Exercise goal - Give only the number of lines where "JSON" occurs.

Records shown -
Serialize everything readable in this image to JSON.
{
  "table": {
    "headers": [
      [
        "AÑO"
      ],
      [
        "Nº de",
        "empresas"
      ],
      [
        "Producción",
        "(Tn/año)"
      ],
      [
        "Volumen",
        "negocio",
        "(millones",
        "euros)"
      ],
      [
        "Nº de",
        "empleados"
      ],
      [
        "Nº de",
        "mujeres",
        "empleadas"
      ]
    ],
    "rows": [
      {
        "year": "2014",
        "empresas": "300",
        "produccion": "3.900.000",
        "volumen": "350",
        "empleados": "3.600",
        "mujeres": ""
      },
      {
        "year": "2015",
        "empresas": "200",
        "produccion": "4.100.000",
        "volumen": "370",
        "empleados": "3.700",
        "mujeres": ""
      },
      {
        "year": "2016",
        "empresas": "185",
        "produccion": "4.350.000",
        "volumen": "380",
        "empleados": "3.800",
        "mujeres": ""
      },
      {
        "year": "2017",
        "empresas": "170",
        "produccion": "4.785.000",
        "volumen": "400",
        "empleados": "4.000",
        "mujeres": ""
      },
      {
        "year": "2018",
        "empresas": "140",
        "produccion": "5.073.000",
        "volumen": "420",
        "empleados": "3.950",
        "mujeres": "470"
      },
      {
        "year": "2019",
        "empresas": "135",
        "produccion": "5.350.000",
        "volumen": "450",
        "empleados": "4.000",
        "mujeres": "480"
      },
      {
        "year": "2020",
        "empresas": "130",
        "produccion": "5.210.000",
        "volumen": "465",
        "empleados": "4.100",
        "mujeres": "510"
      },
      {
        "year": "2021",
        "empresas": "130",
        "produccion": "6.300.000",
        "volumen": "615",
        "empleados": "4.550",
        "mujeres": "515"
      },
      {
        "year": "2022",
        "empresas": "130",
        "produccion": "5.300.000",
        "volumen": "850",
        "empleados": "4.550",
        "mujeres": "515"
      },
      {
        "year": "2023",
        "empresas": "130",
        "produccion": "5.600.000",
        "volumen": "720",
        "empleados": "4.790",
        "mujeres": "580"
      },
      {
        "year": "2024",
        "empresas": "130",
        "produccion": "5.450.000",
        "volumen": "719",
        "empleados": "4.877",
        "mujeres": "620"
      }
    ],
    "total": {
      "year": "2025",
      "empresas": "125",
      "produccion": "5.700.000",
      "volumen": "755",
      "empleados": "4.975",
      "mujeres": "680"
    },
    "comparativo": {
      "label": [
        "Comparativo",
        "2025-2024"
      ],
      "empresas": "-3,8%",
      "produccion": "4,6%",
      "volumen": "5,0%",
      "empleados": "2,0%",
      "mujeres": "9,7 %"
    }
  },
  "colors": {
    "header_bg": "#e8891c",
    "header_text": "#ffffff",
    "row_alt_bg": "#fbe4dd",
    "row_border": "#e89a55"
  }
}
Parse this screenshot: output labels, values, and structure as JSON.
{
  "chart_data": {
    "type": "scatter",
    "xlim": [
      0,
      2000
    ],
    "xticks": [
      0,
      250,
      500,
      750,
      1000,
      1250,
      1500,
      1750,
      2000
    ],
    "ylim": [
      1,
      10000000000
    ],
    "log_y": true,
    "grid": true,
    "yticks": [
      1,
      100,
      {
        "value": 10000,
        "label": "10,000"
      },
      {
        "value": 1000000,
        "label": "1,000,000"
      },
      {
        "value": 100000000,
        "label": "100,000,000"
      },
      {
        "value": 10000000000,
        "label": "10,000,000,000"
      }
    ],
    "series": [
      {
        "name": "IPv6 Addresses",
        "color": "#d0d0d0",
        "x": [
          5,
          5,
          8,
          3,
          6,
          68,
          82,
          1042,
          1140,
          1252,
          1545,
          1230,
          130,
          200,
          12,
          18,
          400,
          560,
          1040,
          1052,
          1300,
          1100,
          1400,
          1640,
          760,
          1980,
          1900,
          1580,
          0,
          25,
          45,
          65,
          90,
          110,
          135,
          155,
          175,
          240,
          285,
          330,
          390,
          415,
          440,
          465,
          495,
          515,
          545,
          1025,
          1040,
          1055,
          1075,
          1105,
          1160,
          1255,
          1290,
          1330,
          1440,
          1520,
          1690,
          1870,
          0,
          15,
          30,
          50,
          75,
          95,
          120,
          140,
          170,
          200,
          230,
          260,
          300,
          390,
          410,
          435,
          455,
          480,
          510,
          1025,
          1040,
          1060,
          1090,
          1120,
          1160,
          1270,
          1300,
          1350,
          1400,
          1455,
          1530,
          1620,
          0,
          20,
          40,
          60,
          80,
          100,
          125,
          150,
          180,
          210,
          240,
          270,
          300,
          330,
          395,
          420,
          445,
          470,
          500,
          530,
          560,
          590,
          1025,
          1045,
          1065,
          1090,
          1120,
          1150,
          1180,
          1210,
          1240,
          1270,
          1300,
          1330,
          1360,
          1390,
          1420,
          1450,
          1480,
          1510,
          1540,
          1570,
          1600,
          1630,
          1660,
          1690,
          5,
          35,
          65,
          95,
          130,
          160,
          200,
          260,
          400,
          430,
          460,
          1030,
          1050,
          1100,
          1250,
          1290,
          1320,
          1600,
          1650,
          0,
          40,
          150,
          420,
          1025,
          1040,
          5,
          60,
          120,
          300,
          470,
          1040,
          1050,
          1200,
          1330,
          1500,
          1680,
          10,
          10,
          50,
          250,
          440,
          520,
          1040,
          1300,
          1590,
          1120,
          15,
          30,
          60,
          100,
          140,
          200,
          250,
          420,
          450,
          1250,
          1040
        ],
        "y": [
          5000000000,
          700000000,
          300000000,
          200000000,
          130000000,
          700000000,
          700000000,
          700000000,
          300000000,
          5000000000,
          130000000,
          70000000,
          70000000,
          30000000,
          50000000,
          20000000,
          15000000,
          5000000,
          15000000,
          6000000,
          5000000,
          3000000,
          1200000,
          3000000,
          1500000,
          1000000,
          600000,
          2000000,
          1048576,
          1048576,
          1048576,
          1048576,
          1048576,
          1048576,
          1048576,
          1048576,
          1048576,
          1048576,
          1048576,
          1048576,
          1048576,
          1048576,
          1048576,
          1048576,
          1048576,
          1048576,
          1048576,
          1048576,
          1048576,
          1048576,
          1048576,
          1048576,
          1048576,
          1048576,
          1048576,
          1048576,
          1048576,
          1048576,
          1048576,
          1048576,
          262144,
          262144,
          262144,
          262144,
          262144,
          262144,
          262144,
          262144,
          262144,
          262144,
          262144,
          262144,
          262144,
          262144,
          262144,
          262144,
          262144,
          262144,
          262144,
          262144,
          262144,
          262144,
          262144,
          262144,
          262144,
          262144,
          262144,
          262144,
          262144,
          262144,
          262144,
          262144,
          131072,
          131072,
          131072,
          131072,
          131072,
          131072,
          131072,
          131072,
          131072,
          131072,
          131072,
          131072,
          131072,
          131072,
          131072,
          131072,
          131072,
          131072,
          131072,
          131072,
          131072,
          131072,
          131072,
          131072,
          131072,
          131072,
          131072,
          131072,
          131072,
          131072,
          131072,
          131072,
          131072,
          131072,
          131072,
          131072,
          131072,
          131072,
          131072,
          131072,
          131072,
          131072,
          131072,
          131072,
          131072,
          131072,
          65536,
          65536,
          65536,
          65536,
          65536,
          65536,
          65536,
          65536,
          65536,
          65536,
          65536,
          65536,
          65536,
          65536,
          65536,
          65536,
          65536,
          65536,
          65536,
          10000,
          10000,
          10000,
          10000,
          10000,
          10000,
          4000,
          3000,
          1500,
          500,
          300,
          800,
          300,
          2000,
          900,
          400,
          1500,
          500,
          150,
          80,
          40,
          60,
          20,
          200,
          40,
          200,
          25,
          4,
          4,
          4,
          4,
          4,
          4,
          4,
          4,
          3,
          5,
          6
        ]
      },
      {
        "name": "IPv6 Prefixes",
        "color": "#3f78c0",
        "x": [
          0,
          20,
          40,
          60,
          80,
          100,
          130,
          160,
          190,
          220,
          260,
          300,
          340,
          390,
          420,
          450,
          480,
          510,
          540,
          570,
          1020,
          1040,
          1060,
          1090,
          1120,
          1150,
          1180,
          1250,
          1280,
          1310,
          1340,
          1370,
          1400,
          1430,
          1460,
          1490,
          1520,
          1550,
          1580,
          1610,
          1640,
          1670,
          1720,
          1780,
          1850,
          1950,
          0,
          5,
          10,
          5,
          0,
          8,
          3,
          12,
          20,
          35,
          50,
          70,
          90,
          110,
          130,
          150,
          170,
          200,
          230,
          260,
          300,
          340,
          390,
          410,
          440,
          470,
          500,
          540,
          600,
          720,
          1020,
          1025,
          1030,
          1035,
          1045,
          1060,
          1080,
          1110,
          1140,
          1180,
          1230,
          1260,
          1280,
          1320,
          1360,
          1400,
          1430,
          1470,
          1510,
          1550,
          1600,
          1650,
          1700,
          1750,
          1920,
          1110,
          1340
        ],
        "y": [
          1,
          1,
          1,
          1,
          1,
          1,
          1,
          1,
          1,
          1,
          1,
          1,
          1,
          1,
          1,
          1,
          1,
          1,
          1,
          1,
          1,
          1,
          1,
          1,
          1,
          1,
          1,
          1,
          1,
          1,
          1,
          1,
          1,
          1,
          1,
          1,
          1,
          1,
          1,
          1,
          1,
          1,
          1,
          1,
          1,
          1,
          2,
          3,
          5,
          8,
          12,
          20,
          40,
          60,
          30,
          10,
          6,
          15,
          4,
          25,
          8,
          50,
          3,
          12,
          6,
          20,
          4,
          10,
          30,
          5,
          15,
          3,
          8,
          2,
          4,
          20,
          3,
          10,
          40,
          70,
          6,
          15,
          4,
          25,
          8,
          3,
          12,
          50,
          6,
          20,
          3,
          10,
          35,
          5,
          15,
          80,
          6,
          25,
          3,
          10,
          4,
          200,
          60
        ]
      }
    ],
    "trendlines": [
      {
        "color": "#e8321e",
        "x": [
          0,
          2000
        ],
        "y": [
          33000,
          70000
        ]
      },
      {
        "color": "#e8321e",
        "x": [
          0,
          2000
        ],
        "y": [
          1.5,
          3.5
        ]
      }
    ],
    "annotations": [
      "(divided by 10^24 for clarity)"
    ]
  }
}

Response for this exercise - 2